──────── Supplied records ────────

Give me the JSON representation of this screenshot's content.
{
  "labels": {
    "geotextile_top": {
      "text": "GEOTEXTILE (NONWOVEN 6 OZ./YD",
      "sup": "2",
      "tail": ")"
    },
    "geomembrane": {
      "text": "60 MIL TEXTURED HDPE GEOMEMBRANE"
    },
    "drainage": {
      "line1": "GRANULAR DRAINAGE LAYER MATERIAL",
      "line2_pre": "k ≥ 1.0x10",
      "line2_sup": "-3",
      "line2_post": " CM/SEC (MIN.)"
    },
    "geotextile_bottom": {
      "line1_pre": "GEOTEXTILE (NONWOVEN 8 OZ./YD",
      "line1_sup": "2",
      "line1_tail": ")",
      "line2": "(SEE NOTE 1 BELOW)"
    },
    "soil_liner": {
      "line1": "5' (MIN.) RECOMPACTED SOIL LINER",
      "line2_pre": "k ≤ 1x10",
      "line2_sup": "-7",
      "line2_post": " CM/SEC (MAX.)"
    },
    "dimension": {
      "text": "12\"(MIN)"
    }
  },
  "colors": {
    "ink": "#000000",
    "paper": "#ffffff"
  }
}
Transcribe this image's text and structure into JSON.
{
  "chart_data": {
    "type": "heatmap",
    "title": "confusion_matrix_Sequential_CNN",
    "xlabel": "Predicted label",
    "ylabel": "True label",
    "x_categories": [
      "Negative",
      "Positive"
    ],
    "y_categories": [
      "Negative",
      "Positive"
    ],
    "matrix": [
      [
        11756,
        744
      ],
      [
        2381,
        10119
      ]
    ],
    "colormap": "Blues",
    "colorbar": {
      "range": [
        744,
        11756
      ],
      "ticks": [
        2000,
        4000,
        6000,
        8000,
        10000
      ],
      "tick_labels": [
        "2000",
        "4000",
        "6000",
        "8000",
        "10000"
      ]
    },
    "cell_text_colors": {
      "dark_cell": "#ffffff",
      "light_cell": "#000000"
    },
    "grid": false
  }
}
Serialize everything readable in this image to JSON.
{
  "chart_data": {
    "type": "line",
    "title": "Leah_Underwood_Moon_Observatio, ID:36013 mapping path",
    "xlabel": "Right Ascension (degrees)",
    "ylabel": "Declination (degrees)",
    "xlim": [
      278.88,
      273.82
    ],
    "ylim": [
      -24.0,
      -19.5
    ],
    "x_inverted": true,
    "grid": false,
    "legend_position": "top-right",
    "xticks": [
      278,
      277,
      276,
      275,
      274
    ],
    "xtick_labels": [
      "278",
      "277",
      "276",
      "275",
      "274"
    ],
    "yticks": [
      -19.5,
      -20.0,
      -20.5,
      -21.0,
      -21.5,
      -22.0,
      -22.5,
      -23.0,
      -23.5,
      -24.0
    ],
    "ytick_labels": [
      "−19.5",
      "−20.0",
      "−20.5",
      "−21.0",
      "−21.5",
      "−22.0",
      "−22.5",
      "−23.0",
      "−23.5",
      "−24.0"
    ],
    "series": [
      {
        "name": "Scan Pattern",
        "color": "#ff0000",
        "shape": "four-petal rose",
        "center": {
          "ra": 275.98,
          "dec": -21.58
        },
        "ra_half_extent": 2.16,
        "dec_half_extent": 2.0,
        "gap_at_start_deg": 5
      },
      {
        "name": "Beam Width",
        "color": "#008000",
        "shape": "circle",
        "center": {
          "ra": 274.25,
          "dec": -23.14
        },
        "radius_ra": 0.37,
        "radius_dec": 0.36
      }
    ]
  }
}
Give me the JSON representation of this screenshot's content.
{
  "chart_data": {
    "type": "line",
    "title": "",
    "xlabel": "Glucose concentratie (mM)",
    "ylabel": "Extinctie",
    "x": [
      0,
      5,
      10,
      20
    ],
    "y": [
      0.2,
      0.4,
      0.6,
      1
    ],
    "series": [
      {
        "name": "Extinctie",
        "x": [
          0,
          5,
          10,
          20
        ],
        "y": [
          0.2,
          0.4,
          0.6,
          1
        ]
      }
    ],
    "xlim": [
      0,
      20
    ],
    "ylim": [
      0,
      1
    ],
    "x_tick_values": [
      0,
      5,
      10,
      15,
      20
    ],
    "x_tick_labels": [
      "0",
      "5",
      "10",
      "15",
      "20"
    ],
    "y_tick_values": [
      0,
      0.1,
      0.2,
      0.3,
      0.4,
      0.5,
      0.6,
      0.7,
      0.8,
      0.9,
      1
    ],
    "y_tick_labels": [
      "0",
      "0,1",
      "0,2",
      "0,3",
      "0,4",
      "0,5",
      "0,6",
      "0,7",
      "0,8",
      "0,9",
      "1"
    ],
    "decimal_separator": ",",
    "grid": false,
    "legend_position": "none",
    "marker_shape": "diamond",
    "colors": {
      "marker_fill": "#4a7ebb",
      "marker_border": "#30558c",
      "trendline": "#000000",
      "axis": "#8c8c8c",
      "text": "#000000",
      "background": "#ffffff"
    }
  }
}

────────

§ Exercise objective:
Pick out every line of the listing containing the word "image", and show those lines.

§ Solution for this problem:
Transcribe this image's text and structure into JSON.
Serialize everything readable in this image to JSON.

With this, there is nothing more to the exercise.